## Given instruction
Your answer should be a single number: the count of lines that include the word "ご意の存み".
# Supplied data start
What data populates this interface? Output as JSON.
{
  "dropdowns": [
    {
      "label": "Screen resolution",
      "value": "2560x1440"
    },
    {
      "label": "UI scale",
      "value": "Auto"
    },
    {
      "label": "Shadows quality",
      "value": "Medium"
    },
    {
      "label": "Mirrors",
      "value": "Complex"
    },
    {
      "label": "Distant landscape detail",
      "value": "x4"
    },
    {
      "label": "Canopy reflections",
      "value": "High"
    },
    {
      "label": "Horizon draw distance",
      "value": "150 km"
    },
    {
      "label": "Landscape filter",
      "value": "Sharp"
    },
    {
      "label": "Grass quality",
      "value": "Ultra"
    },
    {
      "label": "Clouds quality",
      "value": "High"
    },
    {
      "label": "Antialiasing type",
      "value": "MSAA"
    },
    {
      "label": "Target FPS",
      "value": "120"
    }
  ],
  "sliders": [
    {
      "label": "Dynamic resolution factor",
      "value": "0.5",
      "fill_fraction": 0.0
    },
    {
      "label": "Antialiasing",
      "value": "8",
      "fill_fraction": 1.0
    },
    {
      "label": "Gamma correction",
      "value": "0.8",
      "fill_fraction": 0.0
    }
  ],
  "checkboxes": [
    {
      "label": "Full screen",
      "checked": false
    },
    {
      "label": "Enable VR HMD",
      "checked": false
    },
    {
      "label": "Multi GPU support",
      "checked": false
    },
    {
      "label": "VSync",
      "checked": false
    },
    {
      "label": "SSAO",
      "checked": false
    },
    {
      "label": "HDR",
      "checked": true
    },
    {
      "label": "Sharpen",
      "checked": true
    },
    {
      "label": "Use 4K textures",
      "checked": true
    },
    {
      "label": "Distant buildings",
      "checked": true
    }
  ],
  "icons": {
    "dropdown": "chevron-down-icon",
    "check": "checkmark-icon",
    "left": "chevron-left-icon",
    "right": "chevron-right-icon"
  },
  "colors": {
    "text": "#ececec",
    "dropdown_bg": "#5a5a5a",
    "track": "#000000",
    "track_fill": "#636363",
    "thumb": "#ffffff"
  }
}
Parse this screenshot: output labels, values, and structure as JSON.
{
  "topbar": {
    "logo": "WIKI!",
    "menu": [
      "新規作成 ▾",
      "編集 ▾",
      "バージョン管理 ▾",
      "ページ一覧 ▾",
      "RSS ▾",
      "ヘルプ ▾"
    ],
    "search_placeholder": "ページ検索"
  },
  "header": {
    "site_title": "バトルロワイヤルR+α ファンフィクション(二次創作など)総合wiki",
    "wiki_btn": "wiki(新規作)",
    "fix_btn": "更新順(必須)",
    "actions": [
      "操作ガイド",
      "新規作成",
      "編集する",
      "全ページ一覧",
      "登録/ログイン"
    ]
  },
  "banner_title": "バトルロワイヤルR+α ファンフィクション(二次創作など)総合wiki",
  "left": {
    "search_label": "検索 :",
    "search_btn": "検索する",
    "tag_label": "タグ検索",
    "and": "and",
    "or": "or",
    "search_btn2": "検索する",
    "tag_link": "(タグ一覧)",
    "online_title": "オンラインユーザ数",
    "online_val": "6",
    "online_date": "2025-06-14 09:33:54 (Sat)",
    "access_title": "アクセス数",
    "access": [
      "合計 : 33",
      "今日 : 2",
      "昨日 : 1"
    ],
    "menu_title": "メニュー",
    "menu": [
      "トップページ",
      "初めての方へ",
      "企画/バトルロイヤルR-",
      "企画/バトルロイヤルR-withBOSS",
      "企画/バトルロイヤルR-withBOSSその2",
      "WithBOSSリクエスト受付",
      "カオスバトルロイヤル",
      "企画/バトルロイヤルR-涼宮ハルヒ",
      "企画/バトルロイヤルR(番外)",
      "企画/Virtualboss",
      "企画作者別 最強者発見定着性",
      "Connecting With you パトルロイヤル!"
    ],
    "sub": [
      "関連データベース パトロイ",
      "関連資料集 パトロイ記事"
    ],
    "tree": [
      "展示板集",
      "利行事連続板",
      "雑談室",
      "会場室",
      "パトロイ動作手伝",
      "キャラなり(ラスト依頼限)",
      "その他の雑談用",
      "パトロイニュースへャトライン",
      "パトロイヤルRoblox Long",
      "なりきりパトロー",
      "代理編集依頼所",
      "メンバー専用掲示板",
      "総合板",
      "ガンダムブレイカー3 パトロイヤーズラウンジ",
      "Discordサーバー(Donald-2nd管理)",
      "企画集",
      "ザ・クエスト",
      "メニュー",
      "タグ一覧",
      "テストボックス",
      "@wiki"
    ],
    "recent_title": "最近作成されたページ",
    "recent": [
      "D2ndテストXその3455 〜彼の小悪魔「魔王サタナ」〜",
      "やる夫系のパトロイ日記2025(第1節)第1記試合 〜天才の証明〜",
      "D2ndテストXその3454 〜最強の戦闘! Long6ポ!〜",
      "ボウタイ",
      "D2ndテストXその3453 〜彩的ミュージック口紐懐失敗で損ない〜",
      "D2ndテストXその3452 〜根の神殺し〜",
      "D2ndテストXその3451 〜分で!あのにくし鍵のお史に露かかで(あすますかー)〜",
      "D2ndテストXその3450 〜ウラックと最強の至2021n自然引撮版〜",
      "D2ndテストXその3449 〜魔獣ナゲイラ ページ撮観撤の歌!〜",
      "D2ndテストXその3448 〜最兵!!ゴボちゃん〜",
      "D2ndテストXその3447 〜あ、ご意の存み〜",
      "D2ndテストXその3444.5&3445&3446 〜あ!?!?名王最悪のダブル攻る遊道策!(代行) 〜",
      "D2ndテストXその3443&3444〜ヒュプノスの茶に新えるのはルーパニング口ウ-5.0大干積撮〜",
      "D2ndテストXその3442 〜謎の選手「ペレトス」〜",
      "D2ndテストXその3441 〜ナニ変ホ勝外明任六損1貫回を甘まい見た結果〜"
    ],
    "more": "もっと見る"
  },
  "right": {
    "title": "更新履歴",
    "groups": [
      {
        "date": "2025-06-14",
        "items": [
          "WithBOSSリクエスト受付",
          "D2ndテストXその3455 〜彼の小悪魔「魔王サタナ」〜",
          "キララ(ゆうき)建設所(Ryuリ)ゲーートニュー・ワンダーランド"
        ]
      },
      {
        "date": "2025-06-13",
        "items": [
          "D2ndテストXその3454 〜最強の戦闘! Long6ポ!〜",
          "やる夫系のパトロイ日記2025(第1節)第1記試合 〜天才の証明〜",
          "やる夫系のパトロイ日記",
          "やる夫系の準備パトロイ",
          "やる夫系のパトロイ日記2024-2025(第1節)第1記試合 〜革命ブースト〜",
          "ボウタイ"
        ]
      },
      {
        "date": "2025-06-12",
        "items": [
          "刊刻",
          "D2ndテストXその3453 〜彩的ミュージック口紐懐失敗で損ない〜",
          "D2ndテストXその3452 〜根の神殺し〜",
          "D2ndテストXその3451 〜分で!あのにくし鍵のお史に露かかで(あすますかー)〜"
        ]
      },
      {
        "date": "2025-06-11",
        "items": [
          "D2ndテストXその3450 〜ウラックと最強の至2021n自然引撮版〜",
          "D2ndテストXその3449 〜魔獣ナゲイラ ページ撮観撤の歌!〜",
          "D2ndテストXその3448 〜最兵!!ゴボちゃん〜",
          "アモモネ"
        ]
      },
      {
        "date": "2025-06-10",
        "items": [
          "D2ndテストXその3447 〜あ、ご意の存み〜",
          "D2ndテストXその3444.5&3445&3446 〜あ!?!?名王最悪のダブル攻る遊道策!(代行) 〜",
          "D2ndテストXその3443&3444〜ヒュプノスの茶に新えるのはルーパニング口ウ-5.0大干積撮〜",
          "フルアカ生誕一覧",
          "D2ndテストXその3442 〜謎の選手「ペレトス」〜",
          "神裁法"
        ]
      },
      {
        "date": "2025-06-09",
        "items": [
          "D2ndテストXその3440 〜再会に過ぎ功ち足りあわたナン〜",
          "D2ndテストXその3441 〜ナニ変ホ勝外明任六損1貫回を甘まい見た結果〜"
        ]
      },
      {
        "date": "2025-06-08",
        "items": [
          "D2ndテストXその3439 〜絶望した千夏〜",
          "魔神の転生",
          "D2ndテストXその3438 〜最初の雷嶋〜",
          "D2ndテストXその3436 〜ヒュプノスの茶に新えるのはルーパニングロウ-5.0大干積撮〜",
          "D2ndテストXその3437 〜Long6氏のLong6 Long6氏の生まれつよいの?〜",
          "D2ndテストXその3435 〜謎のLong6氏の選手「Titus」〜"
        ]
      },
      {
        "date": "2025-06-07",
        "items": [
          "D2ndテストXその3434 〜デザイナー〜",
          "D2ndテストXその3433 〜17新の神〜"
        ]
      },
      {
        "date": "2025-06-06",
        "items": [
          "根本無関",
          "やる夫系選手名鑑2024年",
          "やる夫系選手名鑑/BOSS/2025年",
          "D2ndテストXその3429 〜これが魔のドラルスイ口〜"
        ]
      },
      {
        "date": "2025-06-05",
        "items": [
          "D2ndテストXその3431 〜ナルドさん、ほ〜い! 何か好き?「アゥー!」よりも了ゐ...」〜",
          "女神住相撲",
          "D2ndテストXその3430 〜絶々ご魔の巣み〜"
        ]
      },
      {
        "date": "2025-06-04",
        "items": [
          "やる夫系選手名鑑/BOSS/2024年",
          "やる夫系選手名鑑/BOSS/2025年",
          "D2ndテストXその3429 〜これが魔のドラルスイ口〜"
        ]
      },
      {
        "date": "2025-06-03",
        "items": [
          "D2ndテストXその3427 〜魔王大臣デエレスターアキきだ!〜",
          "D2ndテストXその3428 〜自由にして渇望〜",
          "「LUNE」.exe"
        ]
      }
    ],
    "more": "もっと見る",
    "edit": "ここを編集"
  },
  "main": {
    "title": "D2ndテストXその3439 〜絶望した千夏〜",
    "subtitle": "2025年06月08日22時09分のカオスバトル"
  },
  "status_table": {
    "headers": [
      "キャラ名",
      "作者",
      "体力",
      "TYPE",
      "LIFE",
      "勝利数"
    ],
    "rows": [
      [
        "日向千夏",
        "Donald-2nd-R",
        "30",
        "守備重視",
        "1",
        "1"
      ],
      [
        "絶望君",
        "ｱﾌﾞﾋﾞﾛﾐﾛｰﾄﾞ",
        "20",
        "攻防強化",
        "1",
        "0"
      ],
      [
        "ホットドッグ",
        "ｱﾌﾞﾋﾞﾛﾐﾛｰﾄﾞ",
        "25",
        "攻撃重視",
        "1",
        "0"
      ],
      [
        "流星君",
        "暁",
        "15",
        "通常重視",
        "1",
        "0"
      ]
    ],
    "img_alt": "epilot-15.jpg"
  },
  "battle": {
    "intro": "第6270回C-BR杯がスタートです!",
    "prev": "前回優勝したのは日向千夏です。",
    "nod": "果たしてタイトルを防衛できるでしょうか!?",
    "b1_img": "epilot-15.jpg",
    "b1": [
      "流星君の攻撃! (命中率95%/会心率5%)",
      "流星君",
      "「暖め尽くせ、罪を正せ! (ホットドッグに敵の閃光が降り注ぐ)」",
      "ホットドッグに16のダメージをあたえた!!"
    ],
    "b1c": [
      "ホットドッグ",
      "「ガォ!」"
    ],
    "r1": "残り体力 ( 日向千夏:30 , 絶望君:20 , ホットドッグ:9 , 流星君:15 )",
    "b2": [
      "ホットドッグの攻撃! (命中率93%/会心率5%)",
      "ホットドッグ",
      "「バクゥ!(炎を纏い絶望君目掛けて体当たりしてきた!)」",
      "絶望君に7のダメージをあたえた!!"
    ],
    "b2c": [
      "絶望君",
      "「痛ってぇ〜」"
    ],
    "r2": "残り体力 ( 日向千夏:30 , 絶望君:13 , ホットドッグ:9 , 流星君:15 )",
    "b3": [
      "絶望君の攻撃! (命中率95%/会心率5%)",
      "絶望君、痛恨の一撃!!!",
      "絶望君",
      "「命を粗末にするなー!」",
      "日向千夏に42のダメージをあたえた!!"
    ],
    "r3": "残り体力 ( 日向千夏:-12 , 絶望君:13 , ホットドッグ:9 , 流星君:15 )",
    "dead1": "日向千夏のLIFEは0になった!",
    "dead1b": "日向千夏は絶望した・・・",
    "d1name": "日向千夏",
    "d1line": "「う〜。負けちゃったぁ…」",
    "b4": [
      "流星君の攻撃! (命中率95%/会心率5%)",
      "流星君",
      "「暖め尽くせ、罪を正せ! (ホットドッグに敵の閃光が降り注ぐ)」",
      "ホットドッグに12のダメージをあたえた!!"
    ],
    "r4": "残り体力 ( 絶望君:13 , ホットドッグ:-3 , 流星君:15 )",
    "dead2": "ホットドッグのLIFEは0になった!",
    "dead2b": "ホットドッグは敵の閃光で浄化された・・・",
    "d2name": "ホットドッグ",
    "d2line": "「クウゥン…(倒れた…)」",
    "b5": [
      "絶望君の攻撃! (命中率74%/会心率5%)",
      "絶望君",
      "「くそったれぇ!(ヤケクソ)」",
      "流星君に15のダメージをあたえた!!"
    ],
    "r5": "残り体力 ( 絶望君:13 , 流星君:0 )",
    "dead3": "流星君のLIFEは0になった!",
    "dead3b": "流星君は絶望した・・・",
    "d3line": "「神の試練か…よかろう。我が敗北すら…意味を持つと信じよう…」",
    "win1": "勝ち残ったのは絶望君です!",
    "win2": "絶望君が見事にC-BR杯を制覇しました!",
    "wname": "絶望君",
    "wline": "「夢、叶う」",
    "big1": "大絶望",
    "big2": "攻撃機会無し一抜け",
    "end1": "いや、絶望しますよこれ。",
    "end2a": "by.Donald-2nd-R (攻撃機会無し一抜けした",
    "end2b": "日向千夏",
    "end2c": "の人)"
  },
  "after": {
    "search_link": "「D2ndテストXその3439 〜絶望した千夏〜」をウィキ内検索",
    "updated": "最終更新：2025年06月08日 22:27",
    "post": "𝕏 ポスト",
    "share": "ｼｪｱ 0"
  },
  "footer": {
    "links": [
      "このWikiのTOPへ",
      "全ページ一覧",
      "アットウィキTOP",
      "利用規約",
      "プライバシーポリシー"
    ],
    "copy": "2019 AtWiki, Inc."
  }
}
# Supplied data end
## The completed task
2